Страница >>
Палата депутатов, выслушав рассказ об этом, разразилась бурными аплодисментами, а сидевший на правительственной скамье премьер-министр Пуанкарэ откликнулся весьма одобрительной репликой. Кстати, де Голль в своей жизни непосредственно общался с народом только в армии. Народ всегда представал перед ним в облике солдата, призванного к безусловному повиновению и поэтому заслуживающего внимания и уважения. Такую психологическую позицию, приобретенную жизненным опытом, навсегда сохранит де Голль по отношению уже не к солдатам, а ко всем французам.
Энтузиазма, вызванного новым назначением, хватило у де Голля не надолго. Разве могла удовлетворить его деятельность в масштабе батальона, пусть даже самого образцового? Его духовный горизонт охватывает по крайней мере всю Францию. Казалось, можно не волноваться за ее. судьбу, ибо, за редкими исключениями, у французских политиков во все эти годы на языке только «божественный цветок — мир» (слова Эдуарда Эррио). Но вскоре, после того как прозвучали столь прекрасные слова, президентом Германии стал фельдмаршал Гинденбург, человек вовсе не склонный довольствоваться ароматом «божественного цветка».

Задания к работе >>
1) Чьи слова «божественный цветок — мир» приводятся в отрывке о де Голле?
2) Продолжите отрывок о де Голле, начав сразу после его последнего предложения.

Материалы, выбранные из собрания

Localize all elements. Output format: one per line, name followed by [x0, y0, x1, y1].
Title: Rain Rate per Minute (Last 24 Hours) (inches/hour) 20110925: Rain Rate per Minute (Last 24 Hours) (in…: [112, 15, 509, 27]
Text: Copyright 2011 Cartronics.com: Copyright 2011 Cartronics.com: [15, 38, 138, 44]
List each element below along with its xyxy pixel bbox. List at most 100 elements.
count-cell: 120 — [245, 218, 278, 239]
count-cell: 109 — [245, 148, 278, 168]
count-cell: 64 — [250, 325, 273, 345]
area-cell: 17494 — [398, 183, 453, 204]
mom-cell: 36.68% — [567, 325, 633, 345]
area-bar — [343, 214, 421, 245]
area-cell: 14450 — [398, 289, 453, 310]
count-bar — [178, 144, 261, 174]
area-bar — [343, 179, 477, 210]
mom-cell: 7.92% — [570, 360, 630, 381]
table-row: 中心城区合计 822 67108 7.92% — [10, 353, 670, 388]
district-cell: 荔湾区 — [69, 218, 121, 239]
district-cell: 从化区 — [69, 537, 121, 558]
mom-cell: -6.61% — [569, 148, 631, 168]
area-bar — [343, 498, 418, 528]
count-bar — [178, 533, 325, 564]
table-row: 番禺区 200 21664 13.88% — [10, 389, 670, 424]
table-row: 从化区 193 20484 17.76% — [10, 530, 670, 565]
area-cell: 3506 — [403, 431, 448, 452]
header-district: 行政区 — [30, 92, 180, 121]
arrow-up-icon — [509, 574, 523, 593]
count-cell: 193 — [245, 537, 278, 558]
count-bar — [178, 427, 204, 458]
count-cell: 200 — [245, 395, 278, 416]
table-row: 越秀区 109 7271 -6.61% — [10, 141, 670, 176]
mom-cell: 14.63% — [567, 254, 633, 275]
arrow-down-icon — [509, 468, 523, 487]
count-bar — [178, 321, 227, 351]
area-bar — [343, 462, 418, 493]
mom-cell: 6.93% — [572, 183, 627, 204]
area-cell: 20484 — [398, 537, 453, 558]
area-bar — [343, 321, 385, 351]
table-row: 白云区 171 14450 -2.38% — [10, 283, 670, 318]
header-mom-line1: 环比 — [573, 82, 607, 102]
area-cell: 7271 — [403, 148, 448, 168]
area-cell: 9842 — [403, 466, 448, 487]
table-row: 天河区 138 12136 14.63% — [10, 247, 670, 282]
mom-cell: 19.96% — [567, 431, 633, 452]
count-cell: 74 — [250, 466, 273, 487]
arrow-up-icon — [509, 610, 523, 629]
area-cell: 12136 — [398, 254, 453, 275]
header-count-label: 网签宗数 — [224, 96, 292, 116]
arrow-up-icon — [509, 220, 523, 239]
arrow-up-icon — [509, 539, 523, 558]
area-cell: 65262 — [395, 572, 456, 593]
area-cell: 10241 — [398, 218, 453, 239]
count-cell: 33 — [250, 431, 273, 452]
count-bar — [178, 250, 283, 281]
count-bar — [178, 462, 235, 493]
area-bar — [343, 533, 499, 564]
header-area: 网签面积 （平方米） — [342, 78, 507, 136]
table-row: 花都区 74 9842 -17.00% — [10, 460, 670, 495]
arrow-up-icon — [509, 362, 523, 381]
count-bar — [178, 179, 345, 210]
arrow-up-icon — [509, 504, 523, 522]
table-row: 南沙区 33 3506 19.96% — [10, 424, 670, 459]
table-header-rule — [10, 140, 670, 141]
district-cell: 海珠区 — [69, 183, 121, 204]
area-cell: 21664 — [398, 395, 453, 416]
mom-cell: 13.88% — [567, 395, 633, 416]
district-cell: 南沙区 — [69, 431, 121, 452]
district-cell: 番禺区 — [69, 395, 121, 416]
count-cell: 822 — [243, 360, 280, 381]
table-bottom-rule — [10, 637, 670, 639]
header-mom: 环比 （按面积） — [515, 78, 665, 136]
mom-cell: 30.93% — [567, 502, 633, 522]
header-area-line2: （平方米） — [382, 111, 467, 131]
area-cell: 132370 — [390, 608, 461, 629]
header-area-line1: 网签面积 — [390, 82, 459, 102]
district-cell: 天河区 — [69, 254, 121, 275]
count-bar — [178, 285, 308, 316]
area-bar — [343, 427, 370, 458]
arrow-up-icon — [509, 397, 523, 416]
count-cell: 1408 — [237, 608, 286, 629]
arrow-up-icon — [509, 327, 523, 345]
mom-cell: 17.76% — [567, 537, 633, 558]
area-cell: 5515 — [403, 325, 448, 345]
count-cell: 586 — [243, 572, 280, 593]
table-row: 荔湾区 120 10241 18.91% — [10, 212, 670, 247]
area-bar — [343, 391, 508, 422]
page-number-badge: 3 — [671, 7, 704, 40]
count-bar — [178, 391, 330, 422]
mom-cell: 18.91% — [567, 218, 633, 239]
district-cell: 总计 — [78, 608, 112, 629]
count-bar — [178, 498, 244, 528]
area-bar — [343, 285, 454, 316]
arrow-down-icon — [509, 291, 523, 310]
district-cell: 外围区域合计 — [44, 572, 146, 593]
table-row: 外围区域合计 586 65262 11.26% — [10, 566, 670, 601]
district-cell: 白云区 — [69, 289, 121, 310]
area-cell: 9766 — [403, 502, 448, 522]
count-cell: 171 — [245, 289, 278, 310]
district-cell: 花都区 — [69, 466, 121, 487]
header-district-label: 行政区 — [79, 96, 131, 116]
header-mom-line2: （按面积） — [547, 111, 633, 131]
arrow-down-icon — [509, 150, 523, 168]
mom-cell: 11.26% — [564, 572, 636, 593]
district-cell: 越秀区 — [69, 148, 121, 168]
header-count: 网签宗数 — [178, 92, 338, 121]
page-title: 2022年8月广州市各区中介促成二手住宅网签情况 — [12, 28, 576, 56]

Ответы >>
1) Это слова Эдуарда Эррио.

2)
В октябре 1925 года подписаны соглашения в Локарно, гарантирующие западные границы Германии, но одновременно ликвидирующие разницу между победителями и побежденными. Красноречивого министра иностранных дел Франции Аристида Бриана провозглашают «отцом мира». Начальник его кабинета Леже говорит: «Франция добилась наконец обеспечения своей безопасности на Рейне… Войны больше не будет». Но вскоре статс-секретарь Вильгельмштрассе фон Шуберт заявляет: «Как только Германия сможет, она постарается отвоевать Эльзас и Лотарингию».
В сентябре 1926 года Германию принимают в Лигу наций. Бриан охвачен энтузиазмом. А Штреземан в это же время говорит: «Реабилитация Германии является фактом… Союзники ответственны за войну». В эти же дни Бриан тайно встречается в Туари со Штреземаном и за обедом договаривается о полном франко-германском примирении и об окончательной дружбе двух стран. Ну, а Германия требует эвакуации французских войск из Рейнской области.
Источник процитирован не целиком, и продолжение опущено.